• _DO THIS_: Copy out all of the material exactly as presented.

(Recorded data)
====
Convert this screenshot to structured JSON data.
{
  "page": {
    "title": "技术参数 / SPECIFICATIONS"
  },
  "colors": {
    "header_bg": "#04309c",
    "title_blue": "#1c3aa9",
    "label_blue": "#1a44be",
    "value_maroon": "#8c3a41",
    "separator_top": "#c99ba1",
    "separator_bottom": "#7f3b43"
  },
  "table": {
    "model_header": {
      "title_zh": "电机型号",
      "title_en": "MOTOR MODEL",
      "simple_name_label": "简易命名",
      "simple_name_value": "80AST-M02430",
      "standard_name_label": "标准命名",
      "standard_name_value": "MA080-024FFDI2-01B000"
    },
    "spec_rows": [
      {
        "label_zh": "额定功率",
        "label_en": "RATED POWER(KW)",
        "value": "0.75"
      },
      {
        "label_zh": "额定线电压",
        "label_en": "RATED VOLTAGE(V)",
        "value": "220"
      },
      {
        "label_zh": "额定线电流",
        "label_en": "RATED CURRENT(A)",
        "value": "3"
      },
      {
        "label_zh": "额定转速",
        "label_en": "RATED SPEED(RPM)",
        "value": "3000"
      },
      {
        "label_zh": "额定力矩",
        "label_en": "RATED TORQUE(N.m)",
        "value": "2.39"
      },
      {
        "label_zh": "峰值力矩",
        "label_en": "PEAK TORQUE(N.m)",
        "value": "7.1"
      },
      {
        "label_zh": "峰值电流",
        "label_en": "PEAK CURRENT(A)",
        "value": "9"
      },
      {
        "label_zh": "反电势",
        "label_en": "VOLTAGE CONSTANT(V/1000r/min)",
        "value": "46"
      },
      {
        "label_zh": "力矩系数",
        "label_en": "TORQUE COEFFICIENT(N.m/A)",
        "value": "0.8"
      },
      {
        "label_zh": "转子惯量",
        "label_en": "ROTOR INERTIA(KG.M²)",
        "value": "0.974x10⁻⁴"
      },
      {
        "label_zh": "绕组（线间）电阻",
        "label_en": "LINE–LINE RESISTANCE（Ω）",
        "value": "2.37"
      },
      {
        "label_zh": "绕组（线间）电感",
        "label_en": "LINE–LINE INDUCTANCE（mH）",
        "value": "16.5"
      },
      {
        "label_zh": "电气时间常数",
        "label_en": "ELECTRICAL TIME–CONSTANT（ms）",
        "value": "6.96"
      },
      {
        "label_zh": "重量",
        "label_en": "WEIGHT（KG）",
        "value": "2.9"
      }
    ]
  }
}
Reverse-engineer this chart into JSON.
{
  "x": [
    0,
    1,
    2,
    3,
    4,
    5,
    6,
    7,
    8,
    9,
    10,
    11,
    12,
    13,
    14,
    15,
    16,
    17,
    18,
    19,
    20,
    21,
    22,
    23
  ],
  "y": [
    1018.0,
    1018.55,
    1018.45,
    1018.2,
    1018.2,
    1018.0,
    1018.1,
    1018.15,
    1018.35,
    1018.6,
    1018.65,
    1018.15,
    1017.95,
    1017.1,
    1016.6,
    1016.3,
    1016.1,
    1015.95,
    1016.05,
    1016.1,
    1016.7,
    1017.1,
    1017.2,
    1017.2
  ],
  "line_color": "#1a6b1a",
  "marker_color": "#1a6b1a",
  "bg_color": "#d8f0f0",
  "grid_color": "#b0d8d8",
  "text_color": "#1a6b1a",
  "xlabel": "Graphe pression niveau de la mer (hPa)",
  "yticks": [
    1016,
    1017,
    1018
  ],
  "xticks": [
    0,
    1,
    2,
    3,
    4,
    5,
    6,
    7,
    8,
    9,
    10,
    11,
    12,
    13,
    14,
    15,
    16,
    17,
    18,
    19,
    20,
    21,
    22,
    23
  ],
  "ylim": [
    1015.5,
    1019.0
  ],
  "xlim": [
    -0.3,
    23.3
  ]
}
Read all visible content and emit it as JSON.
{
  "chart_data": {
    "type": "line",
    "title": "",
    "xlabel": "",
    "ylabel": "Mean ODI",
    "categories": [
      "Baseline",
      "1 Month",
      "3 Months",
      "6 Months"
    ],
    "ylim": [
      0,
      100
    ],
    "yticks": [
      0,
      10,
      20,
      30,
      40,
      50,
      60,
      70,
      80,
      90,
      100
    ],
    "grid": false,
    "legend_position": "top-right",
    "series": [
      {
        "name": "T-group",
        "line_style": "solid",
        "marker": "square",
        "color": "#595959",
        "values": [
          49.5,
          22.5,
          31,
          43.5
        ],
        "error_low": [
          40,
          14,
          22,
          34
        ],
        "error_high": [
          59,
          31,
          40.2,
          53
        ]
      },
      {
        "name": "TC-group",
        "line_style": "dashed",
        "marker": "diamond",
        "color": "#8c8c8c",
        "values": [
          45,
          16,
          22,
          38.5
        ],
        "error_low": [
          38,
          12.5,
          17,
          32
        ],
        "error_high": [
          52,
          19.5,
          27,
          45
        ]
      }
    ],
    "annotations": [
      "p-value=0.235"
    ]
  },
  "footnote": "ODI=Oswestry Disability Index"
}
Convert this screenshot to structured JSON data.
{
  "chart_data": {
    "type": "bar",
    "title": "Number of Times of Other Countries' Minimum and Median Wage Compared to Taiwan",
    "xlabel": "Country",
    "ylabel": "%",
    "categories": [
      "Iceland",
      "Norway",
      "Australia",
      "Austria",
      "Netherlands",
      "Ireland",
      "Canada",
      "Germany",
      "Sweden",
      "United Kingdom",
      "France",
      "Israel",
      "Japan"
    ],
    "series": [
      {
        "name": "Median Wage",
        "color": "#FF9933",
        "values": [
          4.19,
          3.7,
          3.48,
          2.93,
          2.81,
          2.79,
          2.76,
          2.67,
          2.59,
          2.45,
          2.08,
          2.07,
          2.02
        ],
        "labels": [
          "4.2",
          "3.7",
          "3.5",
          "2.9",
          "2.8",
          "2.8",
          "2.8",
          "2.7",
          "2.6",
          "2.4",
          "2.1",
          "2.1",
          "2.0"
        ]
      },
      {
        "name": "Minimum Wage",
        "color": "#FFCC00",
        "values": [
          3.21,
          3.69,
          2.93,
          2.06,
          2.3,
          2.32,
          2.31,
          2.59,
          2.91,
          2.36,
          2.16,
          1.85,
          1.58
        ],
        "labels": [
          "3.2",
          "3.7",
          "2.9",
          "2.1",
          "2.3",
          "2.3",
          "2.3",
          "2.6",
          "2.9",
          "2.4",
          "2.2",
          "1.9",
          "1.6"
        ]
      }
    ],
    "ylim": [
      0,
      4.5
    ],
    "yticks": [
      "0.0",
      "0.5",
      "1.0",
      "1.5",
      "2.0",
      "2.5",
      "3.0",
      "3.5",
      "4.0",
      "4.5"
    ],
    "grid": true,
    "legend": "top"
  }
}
====
• _SOLUTION FOR THIS PROBLEM_:
Convert this screenshot to structured JSON data.
{
  "page": {
    "title": "技术参数 / SPECIFICATIONS"
  },
  "colors": {
    "header_bg": "#04309c",
    "title_blue": "#1c3aa9",
    "label_blue": "#1a44be",
    "value_maroon": "#8c3a41",
    "separator_top": "#c99ba1",
    "separator_bottom": "#7f3b43"
  },
  "table": {
    "model_header": {
      "title_zh": "电机型号",
      "title_en": "MOTOR MODEL",
      "simple_name_label": "简易命名",
      "simple_name_value": "80AST-M02430",
      "standard_name_label": "标准命名",
      "standard_name_value": "MA080-024FFDI2-01B000"
    },
    "spec_rows": [
      {
        "label_zh": "额定功率",
        "label_en": "RATED POWER(KW)",
        "value": "0.75"
      },
      {
        "label_zh": "额定线电压",
        "label_en": "RATED VOLTAGE(V)",
        "value": "220"
      },
      {
        "label_zh": "额定线电流",
        "label_en": "RATED CURRENT(A)",
        "value": "3"
      },
      {
        "label_zh": "额定转速",
        "label_en": "RATED SPEED(RPM)",
        "value": "3000"
      },
      {
        "label_zh": "额定力矩",
        "label_en": "RATED TORQUE(N.m)",
        "value": "2.39"
      },
      {
        "label_zh": "峰值力矩",
        "label_en": "PEAK TORQUE(N.m)",
        "value": "7.1"
      },
      {
        "label_zh": "峰值电流",
        "label_en": "PEAK CURRENT(A)",
        "value": "9"
      },
      {
        "label_zh": "反电势",
        "label_en": "VOLTAGE CONSTANT(V/1000r/min)",
        "value": "46"
      },
      {
        "label_zh": "力矩系数",
        "label_en": "TORQUE COEFFICIENT(N.m/A)",
        "value": "0.8"
      },
      {
        "label_zh": "转子惯量",
        "label_en": "ROTOR INERTIA(KG.M²)",
        "value": "0.974x10⁻⁴"
      },
      {
        "label_zh": "绕组（线间）电阻",
        "label_en": "LINE–LINE RESISTANCE（Ω）",
        "value": "2.37"
      },
      {
        "label_zh": "绕组（线间）电感",
        "label_en": "LINE–LINE INDUCTANCE（mH）",
        "value": "16.5"
      },
      {
        "label_zh": "电气时间常数",
        "label_en": "ELECTRICAL TIME–CONSTANT（ms）",
        "value": "6.96"
      },
      {
        "label_zh": "重量",
        "label_en": "WEIGHT（KG）",
        "value": "2.9"
      }
    ]
  }
}
Reverse-engineer this chart into JSON.
{
  "x": [
    0,
    1,
    2,
    3,
    4,
    5,
    6,
    7,
    8,
    9,
    10,
    11,
    12,
    13,
    14,
    15,
    16,
    17,
    18,
    19,
    20,
    21,
    22,
    23
  ],
  "y": [
    1018.0,
    1018.55,
    1018.45,
    1018.2,
    1018.2,
    1018.0,
    1018.1,
    1018.15,
    1018.35,
    1018.6,
    1018.65,
    1018.15,
    1017.95,
    1017.1,
    1016.6,
    1016.3,
    1016.1,
    1015.95,
    1016.05,
    1016.1,
    1016.7,
    1017.1,
    1017.2,
    1017.2
  ],
  "line_color": "#1a6b1a",
  "marker_color": "#1a6b1a",
  "bg_color": "#d8f0f0",
  "grid_color": "#b0d8d8",
  "text_color": "#1a6b1a",
  "xlabel": "Graphe pression niveau de la mer (hPa)",
  "yticks": [
    1016,
    1017,
    1018
  ],
  "xticks": [
    0,
    1,
    2,
    3,
    4,
    5,
    6,
    7,
    8,
    9,
    10,
    11,
    12,
    13,
    14,
    15,
    16,
    17,
    18,
    19,
    20,
    21,
    22,
    23
  ],
  "ylim": [
    1015.5,
    1019.0
  ],
  "xlim": [
    -0.3,
    23.3
  ]
}
Read all visible content and emit it as JSON.
{
  "chart_data": {
    "type": "line",
    "title": "",
    "xlabel": "",
    "ylabel": "Mean ODI",
    "categories": [
      "Baseline",
      "1 Month",
      "3 Months",
      "6 Months"
    ],
    "ylim": [
      0,
      100
    ],
    "yticks": [
      0,
      10,
      20,
      30,
      40,
      50,
      60,
      70,
      80,
      90,
      100
    ],
    "grid": false,
    "legend_position": "top-right",
    "series": [
      {
        "name": "T-group",
        "line_style": "solid",
        "marker": "square",
        "color": "#595959",
        "values": [
          49.5,
          22.5,
          31,
          43.5
        ],
        "error_low": [
          40,
          14,
          22,
          34
        ],
        "error_high": [
          59,
          31,
          40.2,
          53
        ]
      },
      {
        "name": "TC-group",
        "line_style": "dashed",
        "marker": "diamond",
        "color": "#8c8c8c",
        "values": [
          45,
          16,
          22,
          38.5
        ],
        "error_low": [
          38,
          12.5,
          17,
          32
        ],
        "error_high": [
          52,
          19.5,
          27,
          45
        ]
      }
    ],
    "annotations": [
      "p-value=0.235"
    ]
  },
  "footnote": "ODI=Oswestry Disability Index"
}
Convert this screenshot to structured JSON data.
{
  "chart_data": {
    "type": "bar",
    "title": "Number of Times of Other Countries' Minimum and Median Wage Compared to Taiwan",
    "xlabel": "Country",
    "ylabel": "%",
    "categories": [
      "Iceland",
      "Norway",
      "Australia",
      "Austria",
      "Netherlands",
      "Ireland",
      "Canada",
      "Germany",
      "Sweden",
      "United Kingdom",
      "France",
      "Israel",
      "Japan"
    ],
    "series": [
      {
        "name": "Median Wage",
        "color": "#FF9933",
        "values": [
          4.19,
          3.7,
          3.48,
          2.93,
          2.81,
          2.79,
          2.76,
          2.67,
          2.59,
          2.45,
          2.08,
          2.07,
          2.02
        ],
        "labels": [
          "4.2",
          "3.7",
          "3.5",
          "2.9",
          "2.8",
          "2.8",
          "2.8",
          "2.7",
          "2.6",
          "2.4",
          "2.1",
          "2.1",
          "2.0"
        ]
      },
      {
        "name": "Minimum Wage",
        "color": "#FFCC00",
        "values": [
          3.21,
          3.69,
          2.93,
          2.06,
          2.3,
          2.32,
          2.31,
          2.59,
          2.91,
          2.36,
          2.16,
          1.85,
          1.58
        ],
        "labels": [
          "3.2",
          "3.7",
          "2.9",
          "2.1",
          "2.3",
          "2.3",
          "2.3",
          "2.6",
          "2.9",
          "2.4",
          "2.2",
          "1.9",
          "1.6"
        ]
      }
    ],
    "ylim": [
      0,
      4.5
    ],
    "yticks": [
      "0.0",
      "0.5",
      "1.0",
      "1.5",
      "2.0",
      "2.5",
      "3.0",
      "3.5",
      "4.0",
      "4.5"
    ],
    "grid": true,
    "legend": "top"
  }
}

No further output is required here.